(Supplied records):
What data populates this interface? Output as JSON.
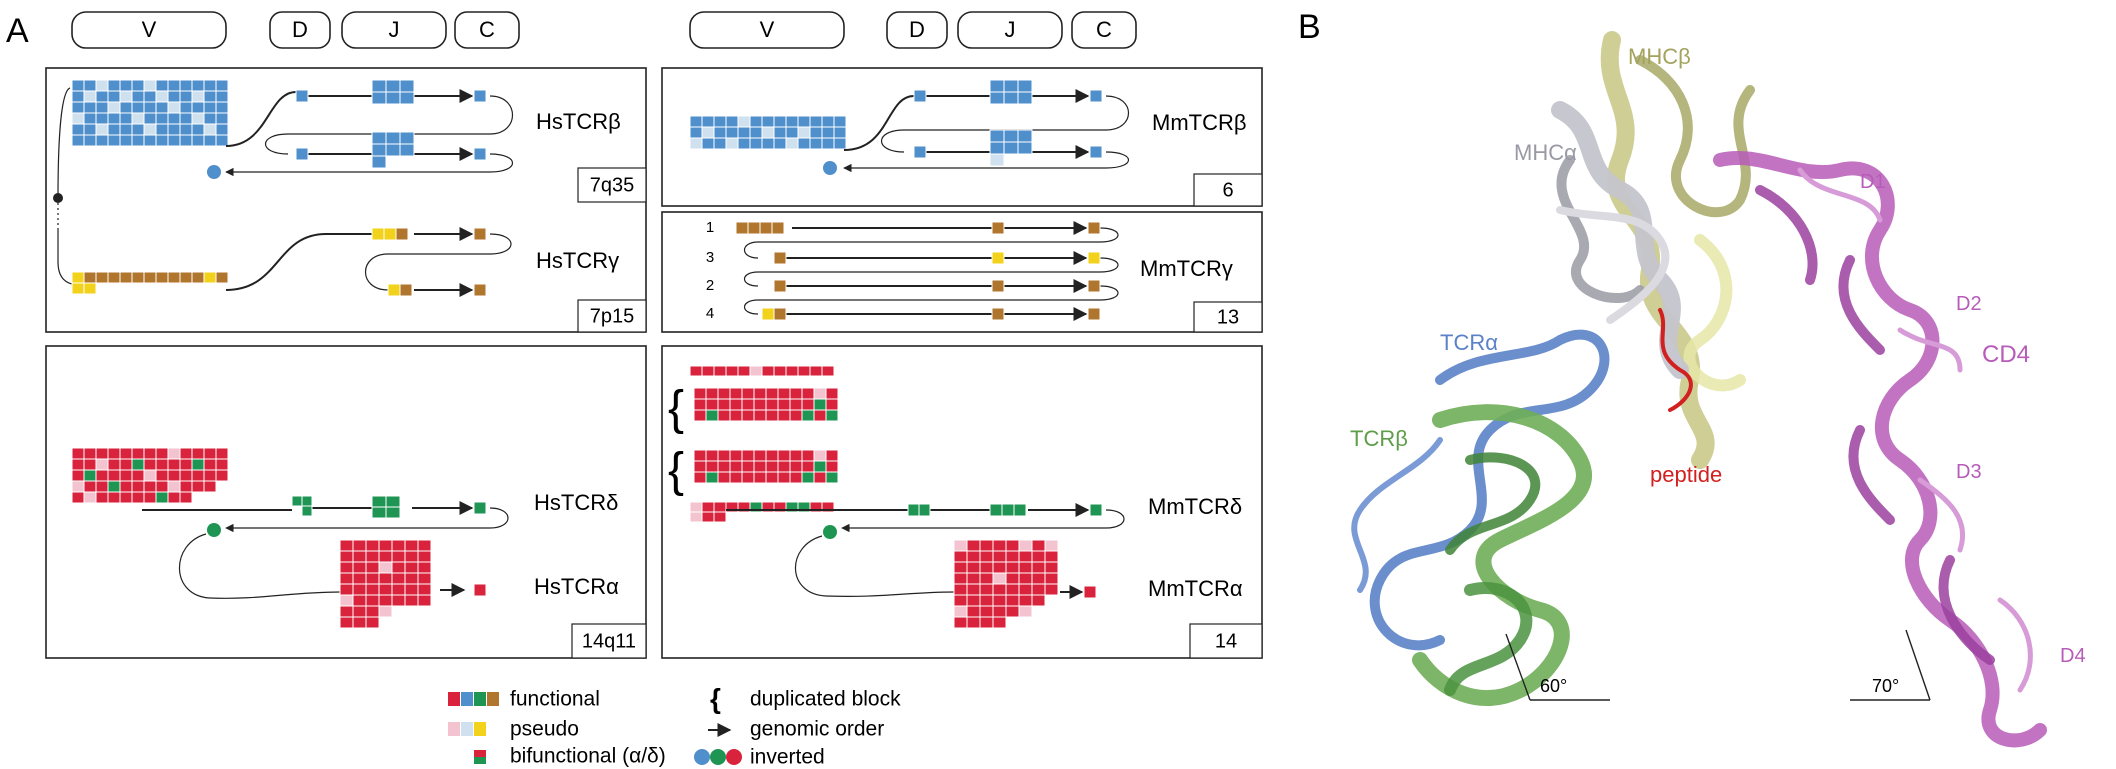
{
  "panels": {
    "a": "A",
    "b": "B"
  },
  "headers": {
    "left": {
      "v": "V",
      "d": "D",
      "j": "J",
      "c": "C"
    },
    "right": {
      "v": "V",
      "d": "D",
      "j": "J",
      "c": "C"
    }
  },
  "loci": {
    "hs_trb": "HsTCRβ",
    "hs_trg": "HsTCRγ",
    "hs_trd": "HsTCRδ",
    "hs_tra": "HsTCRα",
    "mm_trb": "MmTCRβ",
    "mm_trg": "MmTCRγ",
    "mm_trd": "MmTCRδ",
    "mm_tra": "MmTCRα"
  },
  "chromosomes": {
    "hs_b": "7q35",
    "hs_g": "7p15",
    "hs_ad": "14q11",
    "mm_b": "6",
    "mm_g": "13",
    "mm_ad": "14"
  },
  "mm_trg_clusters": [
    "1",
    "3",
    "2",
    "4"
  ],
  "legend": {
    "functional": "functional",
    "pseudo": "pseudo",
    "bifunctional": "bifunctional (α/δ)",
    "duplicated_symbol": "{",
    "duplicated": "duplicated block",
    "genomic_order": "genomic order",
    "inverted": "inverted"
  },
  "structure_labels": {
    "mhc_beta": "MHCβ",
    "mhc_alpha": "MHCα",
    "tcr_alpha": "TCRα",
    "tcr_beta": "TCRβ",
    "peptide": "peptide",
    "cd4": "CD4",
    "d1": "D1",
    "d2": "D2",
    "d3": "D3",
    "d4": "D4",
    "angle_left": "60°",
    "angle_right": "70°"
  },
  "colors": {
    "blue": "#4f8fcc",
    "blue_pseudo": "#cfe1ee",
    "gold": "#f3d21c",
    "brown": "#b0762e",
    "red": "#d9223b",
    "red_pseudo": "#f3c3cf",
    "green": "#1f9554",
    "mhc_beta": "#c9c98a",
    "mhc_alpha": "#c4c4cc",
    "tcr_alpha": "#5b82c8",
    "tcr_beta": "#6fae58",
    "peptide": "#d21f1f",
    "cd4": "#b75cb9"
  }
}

---

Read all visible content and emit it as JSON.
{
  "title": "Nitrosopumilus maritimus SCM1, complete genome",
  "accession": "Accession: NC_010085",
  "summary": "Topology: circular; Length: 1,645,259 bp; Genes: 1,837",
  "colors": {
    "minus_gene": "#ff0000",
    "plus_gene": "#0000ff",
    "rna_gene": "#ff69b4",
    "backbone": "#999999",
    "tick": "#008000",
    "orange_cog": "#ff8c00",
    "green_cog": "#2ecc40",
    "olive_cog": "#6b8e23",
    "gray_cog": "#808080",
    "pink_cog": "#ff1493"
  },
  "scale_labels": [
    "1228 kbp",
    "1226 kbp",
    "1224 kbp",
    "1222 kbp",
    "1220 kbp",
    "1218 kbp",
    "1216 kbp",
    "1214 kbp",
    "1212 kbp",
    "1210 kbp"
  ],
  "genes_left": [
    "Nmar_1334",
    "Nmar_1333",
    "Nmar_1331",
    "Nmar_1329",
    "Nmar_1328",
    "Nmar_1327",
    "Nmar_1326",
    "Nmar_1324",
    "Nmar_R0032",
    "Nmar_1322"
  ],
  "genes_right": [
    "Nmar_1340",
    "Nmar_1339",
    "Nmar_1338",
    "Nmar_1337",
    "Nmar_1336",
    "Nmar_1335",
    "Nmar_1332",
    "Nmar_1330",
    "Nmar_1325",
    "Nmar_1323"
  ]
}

---

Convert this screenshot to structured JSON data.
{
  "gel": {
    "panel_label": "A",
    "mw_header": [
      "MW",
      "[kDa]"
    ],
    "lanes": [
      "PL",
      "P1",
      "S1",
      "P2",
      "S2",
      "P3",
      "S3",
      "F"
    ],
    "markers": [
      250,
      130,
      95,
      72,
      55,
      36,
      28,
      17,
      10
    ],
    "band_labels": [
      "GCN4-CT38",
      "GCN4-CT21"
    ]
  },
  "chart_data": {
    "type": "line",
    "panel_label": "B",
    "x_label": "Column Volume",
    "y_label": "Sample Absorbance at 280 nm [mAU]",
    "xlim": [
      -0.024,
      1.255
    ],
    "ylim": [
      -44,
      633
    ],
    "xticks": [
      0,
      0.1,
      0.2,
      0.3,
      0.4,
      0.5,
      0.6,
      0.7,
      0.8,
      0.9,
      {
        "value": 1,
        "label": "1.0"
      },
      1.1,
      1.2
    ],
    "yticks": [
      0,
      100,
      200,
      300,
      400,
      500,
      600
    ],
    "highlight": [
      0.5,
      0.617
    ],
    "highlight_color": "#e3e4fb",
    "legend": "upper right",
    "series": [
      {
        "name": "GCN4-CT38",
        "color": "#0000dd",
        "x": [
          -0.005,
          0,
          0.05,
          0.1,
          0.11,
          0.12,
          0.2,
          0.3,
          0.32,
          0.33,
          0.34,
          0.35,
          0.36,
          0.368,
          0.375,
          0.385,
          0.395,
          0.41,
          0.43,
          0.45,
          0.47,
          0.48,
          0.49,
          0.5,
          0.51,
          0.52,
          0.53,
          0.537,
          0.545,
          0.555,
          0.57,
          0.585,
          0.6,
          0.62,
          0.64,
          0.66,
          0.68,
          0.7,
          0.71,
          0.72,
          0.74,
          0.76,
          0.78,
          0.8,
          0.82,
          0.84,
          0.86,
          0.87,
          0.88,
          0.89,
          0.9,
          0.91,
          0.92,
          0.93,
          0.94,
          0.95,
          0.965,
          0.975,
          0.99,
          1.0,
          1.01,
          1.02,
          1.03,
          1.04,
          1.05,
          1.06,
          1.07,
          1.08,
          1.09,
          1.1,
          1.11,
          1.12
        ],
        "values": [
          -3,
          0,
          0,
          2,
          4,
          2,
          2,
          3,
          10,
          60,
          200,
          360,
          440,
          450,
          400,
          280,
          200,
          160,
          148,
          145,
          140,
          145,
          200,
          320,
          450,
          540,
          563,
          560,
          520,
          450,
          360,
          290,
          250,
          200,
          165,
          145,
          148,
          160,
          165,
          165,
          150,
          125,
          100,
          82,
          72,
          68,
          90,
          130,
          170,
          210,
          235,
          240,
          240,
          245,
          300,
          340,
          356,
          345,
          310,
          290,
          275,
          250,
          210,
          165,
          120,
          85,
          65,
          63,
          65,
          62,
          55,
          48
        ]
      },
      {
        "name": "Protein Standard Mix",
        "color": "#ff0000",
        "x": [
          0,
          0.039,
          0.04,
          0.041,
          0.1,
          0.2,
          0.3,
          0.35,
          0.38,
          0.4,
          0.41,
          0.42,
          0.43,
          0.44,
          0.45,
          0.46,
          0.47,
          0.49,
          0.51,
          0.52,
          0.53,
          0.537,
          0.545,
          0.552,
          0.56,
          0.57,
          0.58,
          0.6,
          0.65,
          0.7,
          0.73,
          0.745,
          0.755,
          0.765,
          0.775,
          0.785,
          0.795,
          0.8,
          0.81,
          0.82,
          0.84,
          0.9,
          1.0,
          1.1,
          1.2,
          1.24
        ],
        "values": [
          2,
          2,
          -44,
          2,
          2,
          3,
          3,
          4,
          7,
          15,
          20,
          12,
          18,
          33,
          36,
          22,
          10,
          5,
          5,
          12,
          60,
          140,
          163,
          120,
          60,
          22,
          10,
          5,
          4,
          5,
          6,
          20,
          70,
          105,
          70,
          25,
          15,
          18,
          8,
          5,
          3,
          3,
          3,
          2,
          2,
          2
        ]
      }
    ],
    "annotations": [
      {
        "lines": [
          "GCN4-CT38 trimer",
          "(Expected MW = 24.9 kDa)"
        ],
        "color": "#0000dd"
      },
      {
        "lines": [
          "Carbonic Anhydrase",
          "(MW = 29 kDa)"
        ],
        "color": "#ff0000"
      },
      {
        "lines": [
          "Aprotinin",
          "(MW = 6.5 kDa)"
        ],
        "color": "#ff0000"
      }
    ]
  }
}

(Task goal): For each line of the entries that holds the word "JSON", pull that line out.

(Answer):
What data populates this interface? Output as JSON.
Read all visible content and emit it as JSON.
Convert this screenshot to structured JSON data.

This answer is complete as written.